Task directions: Set out each line from the following listing that includes the word "point".

╭─ Recorded information

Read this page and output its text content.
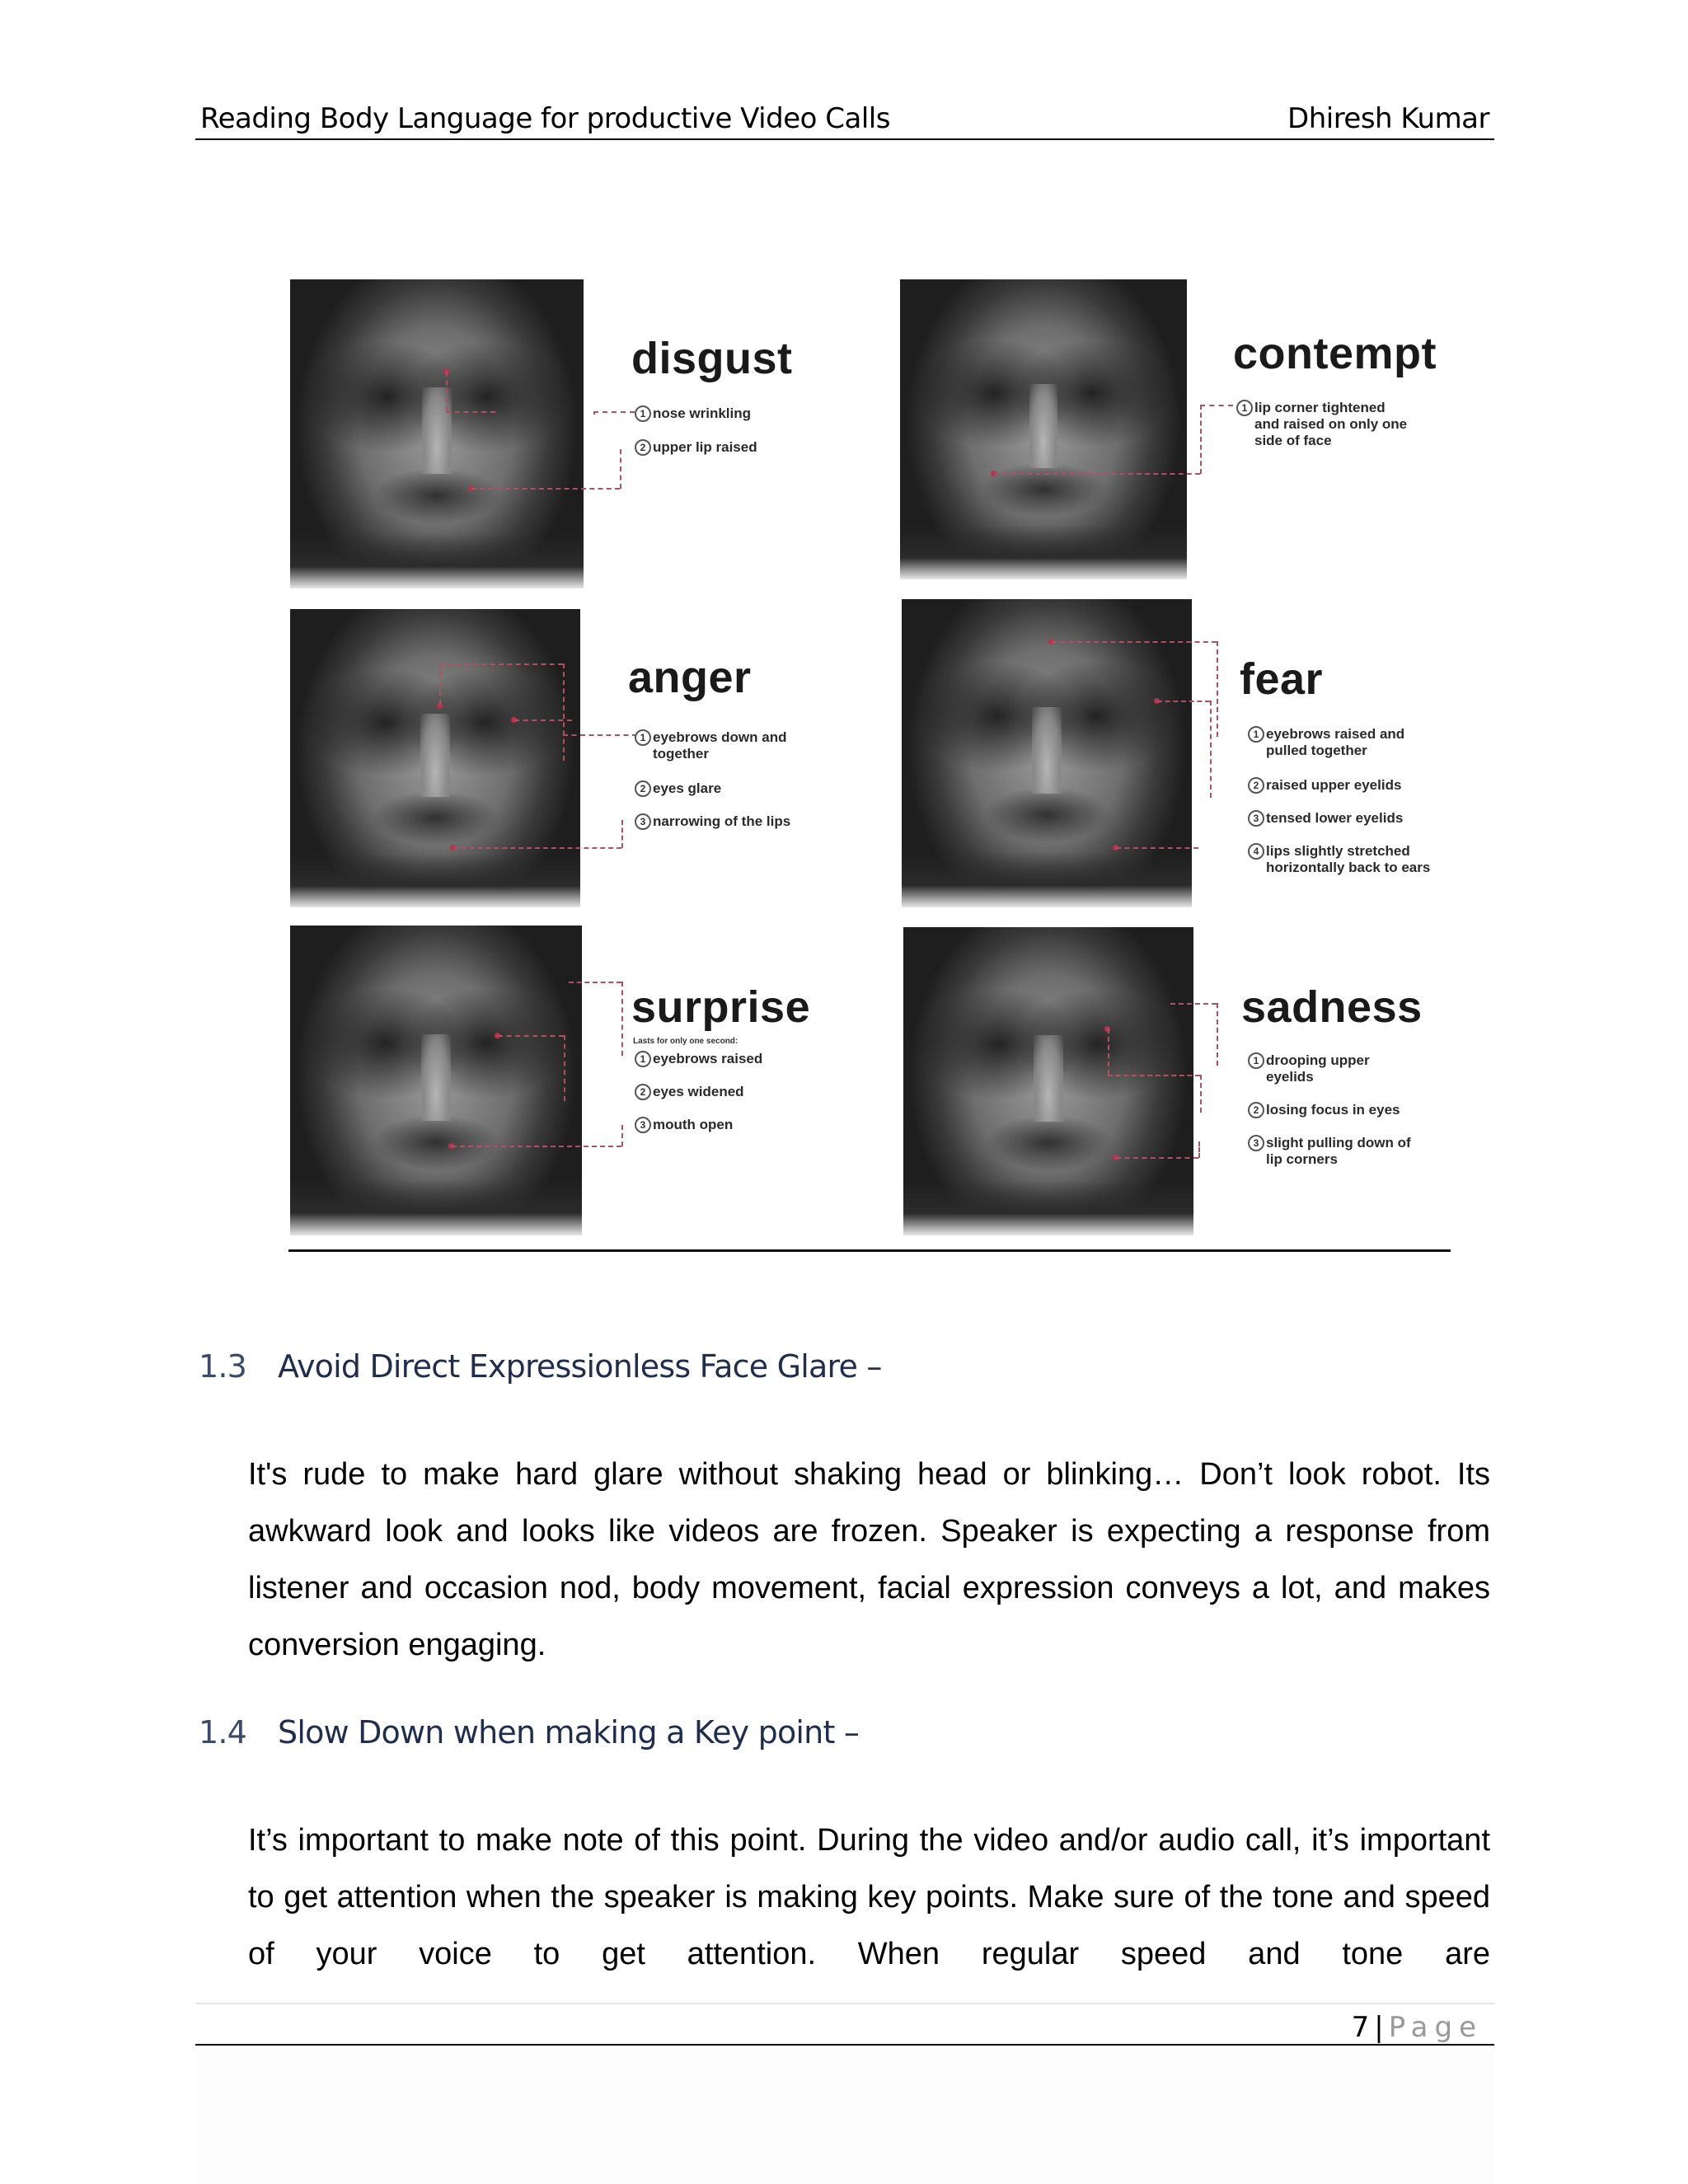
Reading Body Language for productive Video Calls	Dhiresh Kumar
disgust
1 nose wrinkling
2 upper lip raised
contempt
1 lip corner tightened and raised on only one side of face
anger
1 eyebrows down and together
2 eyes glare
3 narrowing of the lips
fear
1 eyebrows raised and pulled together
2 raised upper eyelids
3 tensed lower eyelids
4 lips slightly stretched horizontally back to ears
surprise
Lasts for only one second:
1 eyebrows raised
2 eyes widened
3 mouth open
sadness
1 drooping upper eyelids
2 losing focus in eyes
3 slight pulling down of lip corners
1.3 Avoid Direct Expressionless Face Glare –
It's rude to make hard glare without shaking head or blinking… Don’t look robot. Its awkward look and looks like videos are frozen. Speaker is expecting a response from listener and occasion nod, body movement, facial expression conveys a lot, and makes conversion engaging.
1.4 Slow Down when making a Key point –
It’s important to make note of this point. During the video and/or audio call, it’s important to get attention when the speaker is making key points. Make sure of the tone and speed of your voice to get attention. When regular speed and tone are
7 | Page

╰─

Solved exercise:
1.4 Slow Down when making a Key point –
It’s important to make note of this point. During the video and/or audio call, it’s important to get attention when the speaker is making key points. Make sure of the tone and speed of your voice to get attention. When regular speed and tone are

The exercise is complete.